SECÇÃO DO TEXTO |
----------------------------------------
Os espíritos fracos contentam-se com blasfemar ou
carpir-se. Isto é cobardia. Muitos voltam-se para Deus e imploram a
Providência. Isto é respeitável. Outros pensam nos alvitres para ocorrer à
miséria e à fome, que pode vir a pesar sobre a população menos abastada. Isto é
generoso e nobre. Mas aquilo em que poucos pensam é em converter esta situação
assustadora numa lição salutar; em deduzir do mal presente proveito para o
futuro.
O nosso povo atual é um pouco semelhante a seus avós,
os marinheiros do século XVI, que afrontavam as procelas dos mares da Índia e
da América. Rudes e feros na bonança, voltavam-se para o céu quando a
tempestade ameaçava submergi-los. Era daqueles trances que os sacerdotes, seus
companheiros de riscos e aventuras, se aproveitavam para os revocar às santas
doutrinas da fé, e era ordinariamente então que nessas almas rudes achavam
acesso o arrependimento e as verdades da religião.
Desejaríamos que a imprensa fosse também um pouco
semelhante aos bons missionários do século XVI; que nos dias da angústia
dissesse algumas verdades duras aos povos, quando mais não fosse, ao menos para
interromper a monotonia das que diariamente diz aos reis. A imprensa que vive
da publicidade, da publicidade que se estriba na bolsa do povo, praticaria um
ato de devoção mais corajosa, falando severamente aos seus naturais patronos,
do que dirigindo-se aos príncipes, de quem ela depende incomparavelmente menos
para existir e prosperar.
Por isso nós a convidaríamos para que, sem distinção
de partidos, sem lhe importar com a diversidade da sua missão política ou
literária, aproveitasse o ensejo de temores que assaltam geralmente os ânimos,
para insinuar nestes importantes verdades.
A natureza do flagelo que nos oprime, as observações
que fizemos numa pequena excursão para o lado de Cintra, nos suscitaram estas
reflexões, a que esperamos associem outras de mais valor as pessoas
competentes. Posto que dominados por uma viva afeição à agricultura, a essa
rainha das indústrias, somos apenas curiosos nesta matéria. Há, porém, uma
certa soma de verdades iniciais na ciência que estão ao alcance de todos os que
as buscam, seja como estudo, seja como curiosidade.
----------------------------------------
INFORMAÇÃO FORNECIDA |
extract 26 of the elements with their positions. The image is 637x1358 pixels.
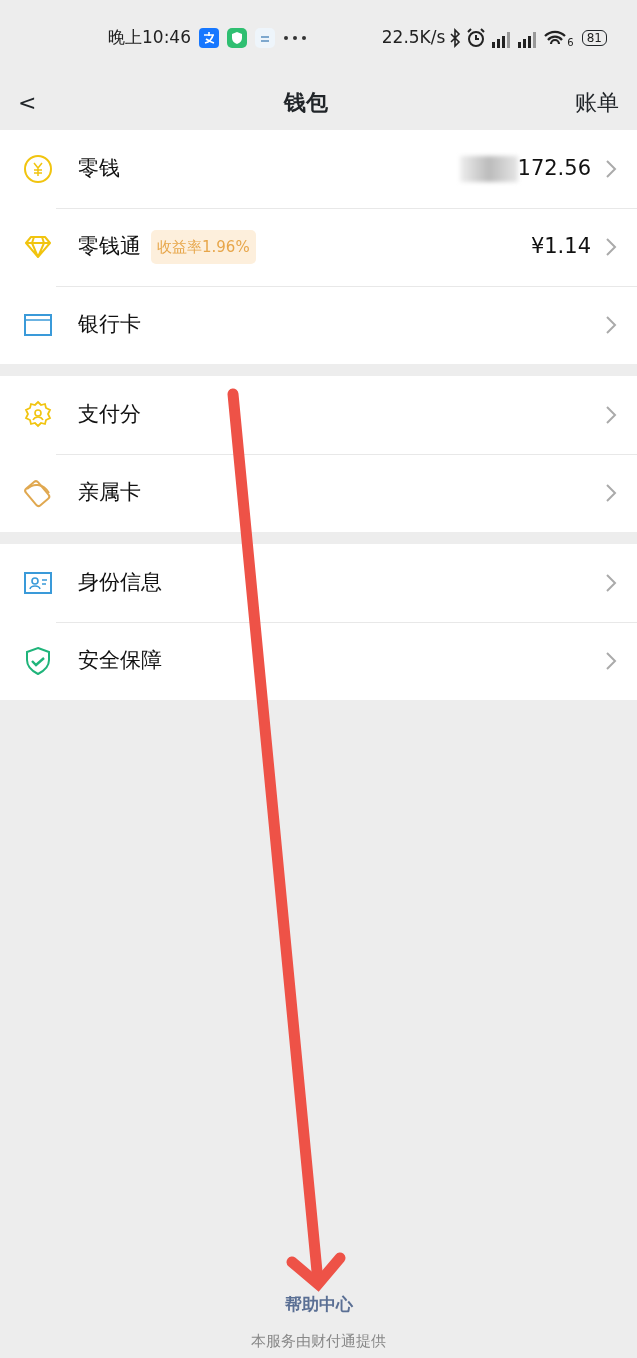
----------------------------------------
O QUE FAZER | Reescreva tudo desde "A natureza do" até "seja como curiosidade.", no texto sobre o flagelo e a imprensa, trocando "agricultura" por "horticultura". As linhas fornecidas não têm qualquer papel nesta tarefa.

RESPOSTA DO EXERCÍCIO |
A natureza do flagelo que nos oprime, as observações
que fizemos numa pequena excursão para o lado de Cintra, nos suscitaram estas
reflexões, a que esperamos associem outras de mais valor as pessoas
competentes. Posto que dominados por uma viva afeição à horticultura, a essa
rainha das indústrias, somos apenas curiosos nesta matéria. Há, porém, uma
certa soma de verdades iniciais na ciência que estão ao alcance de todos os que
as buscam, seja como estudo, seja como curiosidade.